Return every line of the items below verbatim, in their original order.

# # # # # # #

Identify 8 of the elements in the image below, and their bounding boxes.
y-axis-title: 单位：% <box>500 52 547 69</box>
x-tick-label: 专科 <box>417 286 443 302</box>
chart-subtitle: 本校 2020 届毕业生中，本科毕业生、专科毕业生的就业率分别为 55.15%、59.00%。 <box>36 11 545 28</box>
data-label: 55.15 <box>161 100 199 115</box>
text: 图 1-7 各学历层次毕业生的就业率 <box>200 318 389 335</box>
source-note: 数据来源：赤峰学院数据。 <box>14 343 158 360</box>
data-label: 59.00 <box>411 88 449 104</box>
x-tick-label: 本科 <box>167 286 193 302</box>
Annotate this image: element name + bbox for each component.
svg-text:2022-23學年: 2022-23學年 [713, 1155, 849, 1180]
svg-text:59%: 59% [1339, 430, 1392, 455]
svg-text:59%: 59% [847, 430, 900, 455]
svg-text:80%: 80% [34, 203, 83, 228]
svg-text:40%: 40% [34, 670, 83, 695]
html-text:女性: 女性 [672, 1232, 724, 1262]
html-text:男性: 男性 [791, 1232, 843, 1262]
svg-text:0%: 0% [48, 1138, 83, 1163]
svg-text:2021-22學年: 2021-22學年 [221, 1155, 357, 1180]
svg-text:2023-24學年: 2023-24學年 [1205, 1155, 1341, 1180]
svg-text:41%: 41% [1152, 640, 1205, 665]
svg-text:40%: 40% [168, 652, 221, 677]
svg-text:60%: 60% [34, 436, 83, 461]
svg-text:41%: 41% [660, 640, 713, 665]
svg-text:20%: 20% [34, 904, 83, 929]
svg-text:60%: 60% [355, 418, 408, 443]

# # # # # # #

**Problem solution**
Identify 8 of the elements in the image below, and their bounding boxes.
y-axis-title: 单位：% <box>500 52 547 69</box>
x-tick-label: 专科 <box>417 286 443 302</box>
chart-subtitle: 本校 2020 届毕业生中，本科毕业生、专科毕业生的就业率分别为 55.15%、59.00%。 <box>36 11 545 28</box>
data-label: 55.15 <box>161 100 199 115</box>
text: 图 1-7 各学历层次毕业生的就业率 <box>200 318 389 335</box>
source-note: 数据来源：赤峰学院数据。 <box>14 343 158 360</box>
data-label: 59.00 <box>411 88 449 104</box>
x-tick-label: 本科 <box>167 286 193 302</box>
Annotate this image: element name + bbox for each component.
svg-text:2022-23學年: 2022-23學年 [713, 1155, 849, 1180]
svg-text:59%: 59% [1339, 430, 1392, 455]
svg-text:59%: 59% [847, 430, 900, 455]
svg-text:80%: 80% [34, 203, 83, 228]
svg-text:40%: 40% [34, 670, 83, 695]
html-text:女性: 女性 [672, 1232, 724, 1262]
html-text:男性: 男性 [791, 1232, 843, 1262]
svg-text:0%: 0% [48, 1138, 83, 1163]
svg-text:2021-22學年: 2021-22學年 [221, 1155, 357, 1180]
svg-text:2023-24學年: 2023-24學年 [1205, 1155, 1341, 1180]
svg-text:41%: 41% [1152, 640, 1205, 665]
svg-text:40%: 40% [168, 652, 221, 677]
svg-text:60%: 60% [34, 436, 83, 461]
svg-text:41%: 41% [660, 640, 713, 665]
svg-text:20%: 20% [34, 904, 83, 929]
svg-text:60%: 60% [355, 418, 408, 443]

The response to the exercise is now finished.